Written task: Across all the lines below, how many contain the string "Opzioni"? Please reply with the number only.

┌──

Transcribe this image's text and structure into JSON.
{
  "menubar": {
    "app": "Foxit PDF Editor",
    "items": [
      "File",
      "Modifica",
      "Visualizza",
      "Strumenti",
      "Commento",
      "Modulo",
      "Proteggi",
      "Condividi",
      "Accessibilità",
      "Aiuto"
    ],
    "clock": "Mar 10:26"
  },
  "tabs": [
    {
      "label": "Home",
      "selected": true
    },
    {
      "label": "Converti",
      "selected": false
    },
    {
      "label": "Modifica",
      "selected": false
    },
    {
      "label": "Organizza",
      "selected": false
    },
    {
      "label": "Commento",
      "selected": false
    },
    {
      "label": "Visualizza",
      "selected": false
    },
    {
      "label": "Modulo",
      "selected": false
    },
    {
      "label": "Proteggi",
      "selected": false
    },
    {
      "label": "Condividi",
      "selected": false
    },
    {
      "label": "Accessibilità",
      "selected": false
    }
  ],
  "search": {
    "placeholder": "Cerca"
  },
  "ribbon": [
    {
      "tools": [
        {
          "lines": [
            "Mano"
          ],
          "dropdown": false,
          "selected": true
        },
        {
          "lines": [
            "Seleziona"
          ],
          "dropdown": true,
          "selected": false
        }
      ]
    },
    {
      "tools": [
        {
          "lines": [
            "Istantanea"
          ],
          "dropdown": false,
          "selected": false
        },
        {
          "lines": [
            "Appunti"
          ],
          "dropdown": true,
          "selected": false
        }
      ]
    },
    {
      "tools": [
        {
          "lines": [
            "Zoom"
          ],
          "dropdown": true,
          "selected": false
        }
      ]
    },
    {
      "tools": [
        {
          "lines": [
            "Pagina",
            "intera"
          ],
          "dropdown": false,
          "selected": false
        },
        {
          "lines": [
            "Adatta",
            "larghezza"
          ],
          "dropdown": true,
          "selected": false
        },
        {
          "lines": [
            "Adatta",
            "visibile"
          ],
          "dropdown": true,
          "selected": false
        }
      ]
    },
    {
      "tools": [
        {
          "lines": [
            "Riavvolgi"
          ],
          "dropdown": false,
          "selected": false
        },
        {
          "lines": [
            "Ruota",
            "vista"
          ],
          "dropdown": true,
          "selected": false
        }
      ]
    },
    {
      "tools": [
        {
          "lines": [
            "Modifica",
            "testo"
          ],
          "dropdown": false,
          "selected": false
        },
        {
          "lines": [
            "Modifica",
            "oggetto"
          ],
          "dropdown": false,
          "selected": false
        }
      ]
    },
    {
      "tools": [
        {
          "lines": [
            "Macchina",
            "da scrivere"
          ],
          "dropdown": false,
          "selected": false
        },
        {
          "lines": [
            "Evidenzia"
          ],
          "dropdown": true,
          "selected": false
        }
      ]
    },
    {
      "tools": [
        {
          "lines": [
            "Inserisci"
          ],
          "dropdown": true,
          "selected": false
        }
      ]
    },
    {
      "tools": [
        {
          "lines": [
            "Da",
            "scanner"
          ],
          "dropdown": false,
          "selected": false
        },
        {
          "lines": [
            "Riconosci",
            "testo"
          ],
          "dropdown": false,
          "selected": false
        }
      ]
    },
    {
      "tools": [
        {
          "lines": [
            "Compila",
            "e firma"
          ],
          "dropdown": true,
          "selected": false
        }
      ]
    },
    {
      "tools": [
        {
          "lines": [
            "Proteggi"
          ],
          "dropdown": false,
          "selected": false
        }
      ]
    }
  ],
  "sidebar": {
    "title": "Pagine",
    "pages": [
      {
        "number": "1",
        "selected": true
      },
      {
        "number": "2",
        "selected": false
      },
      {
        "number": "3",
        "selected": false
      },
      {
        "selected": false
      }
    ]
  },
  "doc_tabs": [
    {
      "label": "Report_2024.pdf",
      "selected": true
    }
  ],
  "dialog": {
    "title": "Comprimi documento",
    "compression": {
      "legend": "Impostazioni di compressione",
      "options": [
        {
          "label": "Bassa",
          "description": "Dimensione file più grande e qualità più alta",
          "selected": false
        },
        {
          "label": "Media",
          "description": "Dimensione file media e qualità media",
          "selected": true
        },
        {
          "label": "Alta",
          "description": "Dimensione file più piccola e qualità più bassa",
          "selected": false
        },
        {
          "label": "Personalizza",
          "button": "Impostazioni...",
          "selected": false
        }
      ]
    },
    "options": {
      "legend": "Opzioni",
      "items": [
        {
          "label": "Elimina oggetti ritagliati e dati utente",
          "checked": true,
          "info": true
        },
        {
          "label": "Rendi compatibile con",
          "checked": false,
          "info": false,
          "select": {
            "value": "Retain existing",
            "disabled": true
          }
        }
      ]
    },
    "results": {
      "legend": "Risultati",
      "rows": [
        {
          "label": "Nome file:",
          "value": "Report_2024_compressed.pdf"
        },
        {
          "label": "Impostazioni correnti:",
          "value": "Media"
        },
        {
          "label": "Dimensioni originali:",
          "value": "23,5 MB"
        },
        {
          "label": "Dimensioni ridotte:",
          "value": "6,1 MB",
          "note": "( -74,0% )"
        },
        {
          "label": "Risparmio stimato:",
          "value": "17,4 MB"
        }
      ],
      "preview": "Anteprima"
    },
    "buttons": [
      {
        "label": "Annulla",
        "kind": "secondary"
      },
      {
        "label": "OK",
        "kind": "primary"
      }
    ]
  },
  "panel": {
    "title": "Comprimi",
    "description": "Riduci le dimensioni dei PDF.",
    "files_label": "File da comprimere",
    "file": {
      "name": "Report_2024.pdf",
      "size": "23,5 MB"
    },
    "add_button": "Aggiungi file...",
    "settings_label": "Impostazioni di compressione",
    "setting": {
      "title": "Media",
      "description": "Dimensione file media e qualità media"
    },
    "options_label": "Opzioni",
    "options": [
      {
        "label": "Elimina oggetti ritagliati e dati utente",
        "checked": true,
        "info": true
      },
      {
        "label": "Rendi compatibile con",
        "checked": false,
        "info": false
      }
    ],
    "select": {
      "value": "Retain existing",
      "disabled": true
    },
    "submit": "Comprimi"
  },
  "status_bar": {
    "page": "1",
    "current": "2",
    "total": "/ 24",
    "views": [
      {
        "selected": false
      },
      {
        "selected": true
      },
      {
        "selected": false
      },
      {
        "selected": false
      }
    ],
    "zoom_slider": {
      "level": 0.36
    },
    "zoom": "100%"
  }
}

└──
┌──

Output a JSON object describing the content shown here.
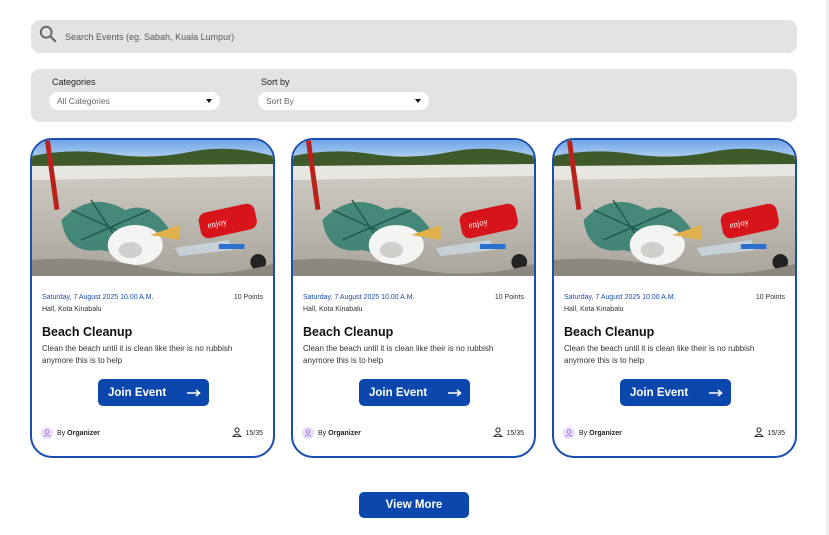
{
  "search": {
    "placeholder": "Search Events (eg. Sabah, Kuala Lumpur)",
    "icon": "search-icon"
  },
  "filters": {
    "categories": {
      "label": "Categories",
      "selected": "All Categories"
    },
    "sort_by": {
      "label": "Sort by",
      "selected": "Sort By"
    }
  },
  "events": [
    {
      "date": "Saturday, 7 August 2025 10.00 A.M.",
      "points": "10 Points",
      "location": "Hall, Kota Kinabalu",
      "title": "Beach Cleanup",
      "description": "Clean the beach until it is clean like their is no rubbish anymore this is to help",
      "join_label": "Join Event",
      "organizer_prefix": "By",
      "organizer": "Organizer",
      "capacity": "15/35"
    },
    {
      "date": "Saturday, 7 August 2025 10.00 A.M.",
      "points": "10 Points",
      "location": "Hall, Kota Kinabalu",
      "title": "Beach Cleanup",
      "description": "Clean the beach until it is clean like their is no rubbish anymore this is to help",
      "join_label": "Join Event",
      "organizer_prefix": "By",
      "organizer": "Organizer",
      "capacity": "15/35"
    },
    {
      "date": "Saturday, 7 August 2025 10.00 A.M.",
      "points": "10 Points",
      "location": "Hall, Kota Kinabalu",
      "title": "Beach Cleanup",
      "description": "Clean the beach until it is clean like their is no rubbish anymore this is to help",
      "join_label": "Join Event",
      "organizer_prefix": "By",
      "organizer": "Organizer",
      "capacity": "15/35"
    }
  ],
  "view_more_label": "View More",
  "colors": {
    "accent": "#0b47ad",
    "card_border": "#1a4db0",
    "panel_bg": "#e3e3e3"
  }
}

└──
┌──

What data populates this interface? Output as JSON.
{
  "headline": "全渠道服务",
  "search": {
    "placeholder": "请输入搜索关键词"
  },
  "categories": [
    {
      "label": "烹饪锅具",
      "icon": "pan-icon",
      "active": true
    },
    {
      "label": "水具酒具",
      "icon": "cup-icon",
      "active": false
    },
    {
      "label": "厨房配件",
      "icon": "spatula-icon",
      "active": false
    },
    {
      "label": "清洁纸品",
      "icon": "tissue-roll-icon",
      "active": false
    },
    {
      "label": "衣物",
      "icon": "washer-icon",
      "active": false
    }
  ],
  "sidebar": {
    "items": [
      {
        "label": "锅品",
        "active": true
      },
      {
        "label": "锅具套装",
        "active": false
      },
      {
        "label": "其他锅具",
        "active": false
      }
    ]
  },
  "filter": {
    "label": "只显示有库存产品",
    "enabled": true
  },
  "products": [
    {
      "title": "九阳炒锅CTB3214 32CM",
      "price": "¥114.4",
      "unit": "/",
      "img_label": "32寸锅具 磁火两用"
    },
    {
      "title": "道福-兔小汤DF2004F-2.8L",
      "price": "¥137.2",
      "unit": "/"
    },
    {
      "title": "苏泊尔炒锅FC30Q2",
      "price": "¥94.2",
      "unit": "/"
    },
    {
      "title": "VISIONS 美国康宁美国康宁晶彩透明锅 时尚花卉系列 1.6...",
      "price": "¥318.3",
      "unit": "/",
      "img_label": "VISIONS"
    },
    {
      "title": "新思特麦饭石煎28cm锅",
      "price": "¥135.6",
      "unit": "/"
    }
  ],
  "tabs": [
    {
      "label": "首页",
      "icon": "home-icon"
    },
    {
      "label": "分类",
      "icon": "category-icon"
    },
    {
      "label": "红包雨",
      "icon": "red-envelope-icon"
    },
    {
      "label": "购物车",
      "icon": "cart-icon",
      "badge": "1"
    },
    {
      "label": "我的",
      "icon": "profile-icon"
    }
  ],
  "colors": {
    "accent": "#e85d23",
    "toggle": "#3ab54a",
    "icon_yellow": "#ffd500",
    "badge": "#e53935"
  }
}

└──

Exercise solution: 2